» COMPLETE THE FOLLOWING
- A) Reproduce the passage of the article on Santorum's criticism of Romney that begins with the words "Yet two months" and ends with "not each other.".
- B) Write the next part of the article on Santorum's changing attacks on Romney's Bain Capital record, picking up after its final sentence.

» SELECTED TEXT
------------------------------------------------------------------------
Rick Santorum's rhetoric toward Mitt Romney has grown sharper in recent weeks -- to the point where he’s now making an attack on Romney’s record that he once suggested was off-limits.

Case in point: On Tuesday, Santorum blasted Romney’s private-sector record at Bain Capital. “Gov. Romney has a career as an investment banker and someone who's a private equity guy on Wall Street. I'm not too sure that necessarily commends you well to be president of the United States,” Santorum said in an interview on the nationally syndicated show “Kilmeade & Friends.”

“I don't know of one group of people that's more disliked than politicians -- it may be the folks who gave us the Wall Street bailout. And that's where Mitt Romney comes from.”

But contrast that attack with Santorum’s Jan. 11 defense of Romney after then-candidate Rick Perry compared Romney’s private-equity work at Bain to “vultures”:

You have capitalism, where you have companies that are takeover opportunities because the management hasn't done a good job of managing the company.

Bain Capital, at least from the record I looked at, had a lot of success. I mean they weren't a company that has a long track of record basically destroying the companies and selling off the pieces. They had some situations where they had failures, but every company does.

I hate to sit here and be a defender of Mitt Romney, but to me this is federal capitalism, and I have to say that this is an attack that is probably not warranted.

There is plenty in Mitt Romney's record as governor of Massachusetts to attack and go after. ... I don't think going after capitalism and companies, that in many cases, do a public in saving companies is the way to go about doing that.

Yet two months later, as Romney looks to shut the door on his Republican challengers, Santorum identified Romney’s private sector background as a key element of his weakness versus President Obama.

“We'll have a Wall Street banker going up against the president of the United States -- not the best matchup for us,” Santorum told host Brian Kilmeade on Tuesday morning.

This reversal for Santorum comes weeks after Romney and his allies have bombarded Santorum with negative advertisements; as Santorum has positioned himself as the conservative alternative to Romney; and as Santorum hopes to turn the GOP primary race into a one-on-one battle against the former Massachusetts governor.

What’s more, on Monday evening, Santorum took to conservative talk radio to essentially call Romney a socialist -- an insult Republicans usually save for President Obama, not each other.
------------------------------------------------------------------------
» DATASET CONTENT
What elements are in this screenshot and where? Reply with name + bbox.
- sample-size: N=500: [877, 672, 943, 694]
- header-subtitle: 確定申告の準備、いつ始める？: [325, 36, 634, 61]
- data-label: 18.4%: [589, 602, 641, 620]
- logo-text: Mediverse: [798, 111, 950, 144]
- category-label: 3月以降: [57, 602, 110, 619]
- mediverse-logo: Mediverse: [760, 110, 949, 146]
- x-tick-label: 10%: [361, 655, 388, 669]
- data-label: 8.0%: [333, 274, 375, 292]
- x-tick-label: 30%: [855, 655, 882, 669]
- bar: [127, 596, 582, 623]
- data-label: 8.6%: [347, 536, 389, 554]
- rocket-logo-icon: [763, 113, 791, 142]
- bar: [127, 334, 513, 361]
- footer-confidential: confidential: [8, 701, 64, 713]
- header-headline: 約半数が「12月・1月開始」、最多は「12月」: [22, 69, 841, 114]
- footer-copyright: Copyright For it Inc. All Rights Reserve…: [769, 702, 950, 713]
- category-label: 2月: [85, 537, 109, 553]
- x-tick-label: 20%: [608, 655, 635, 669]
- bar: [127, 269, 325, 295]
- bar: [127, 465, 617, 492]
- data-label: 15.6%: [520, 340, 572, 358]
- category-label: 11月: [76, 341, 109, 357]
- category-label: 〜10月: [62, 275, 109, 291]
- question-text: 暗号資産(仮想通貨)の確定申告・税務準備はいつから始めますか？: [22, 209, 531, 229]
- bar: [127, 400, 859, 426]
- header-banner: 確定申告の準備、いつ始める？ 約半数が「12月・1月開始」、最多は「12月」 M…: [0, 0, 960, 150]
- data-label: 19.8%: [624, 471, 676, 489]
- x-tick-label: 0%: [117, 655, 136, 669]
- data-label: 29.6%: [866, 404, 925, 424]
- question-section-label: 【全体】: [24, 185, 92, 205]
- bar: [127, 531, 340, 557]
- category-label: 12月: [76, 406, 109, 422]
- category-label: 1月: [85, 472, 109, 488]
------------------------------------------------------------------------
» FINAL RESULTS
- A)
Yet two months later, as Romney looks to shut the door on his Republican challengers, Santorum identified Romney’s private sector background as a key element of his weakness versus President Obama.

“We'll have a Wall Street banker going up against the president of the United States -- not the best matchup for us,” Santorum told host Brian Kilmeade on Tuesday morning.

This reversal for Santorum comes weeks after Romney and his allies have bombarded Santorum with negative advertisements; as Santorum has positioned himself as the conservative alternative to Romney; and as Santorum hopes to turn the GOP primary race into a one-on-one battle against the former Massachusetts governor.

What’s more, on Monday evening, Santorum took to conservative talk radio to essentially call Romney a socialist -- an insult Republicans usually save for President Obama, not each other.

- B)
"I didn't pass RomneyCare, which is a government takeover of 1/6th of the economy," Santorum told conservative pundit Mark Levin in reference to the health reform law Romney signed as governor, which features many similarities to President Obama's national health reform law. "With Mitt Romney, his solution to a health care problem is to take over 1/6th of the economy. You can't call yourself a conservative. You can call yourself a socialist, but you can't call yourself a conservative."

The attacks seem directed toward addressing Romney's advantage over Santorum in previous primary contests when it comes to economic expertise. Romney took a swipe at Santorum on Tuesday when he said that the former senator's economic record all but disqualified Santorum for a spot as Romney's running mate.

"Well, that would preclude, of course, Rick Santorum," Romney said on Fox News when asked whether he needs to pick an identifiable conservative as his running mate. "Rick Santorum is not a person who is an economic conservative to my right. I give him credit for being conservative, but not a fiscal conservative. His record suggests he does not have the fiscal conservative chops that I have."

To that end, a Bloomberg News poll released Tuesday found that Republicans nationally view Romney as better-suited to handle the economy, and, maybe more importantly, view his career at Bain Capital as an asset.

Sixty-four percent of Republicans or lean-Republican adults said in the Bloomberg poll that Romney’s private equity career makes him better qualified to create jobs; 26 percent disagreed.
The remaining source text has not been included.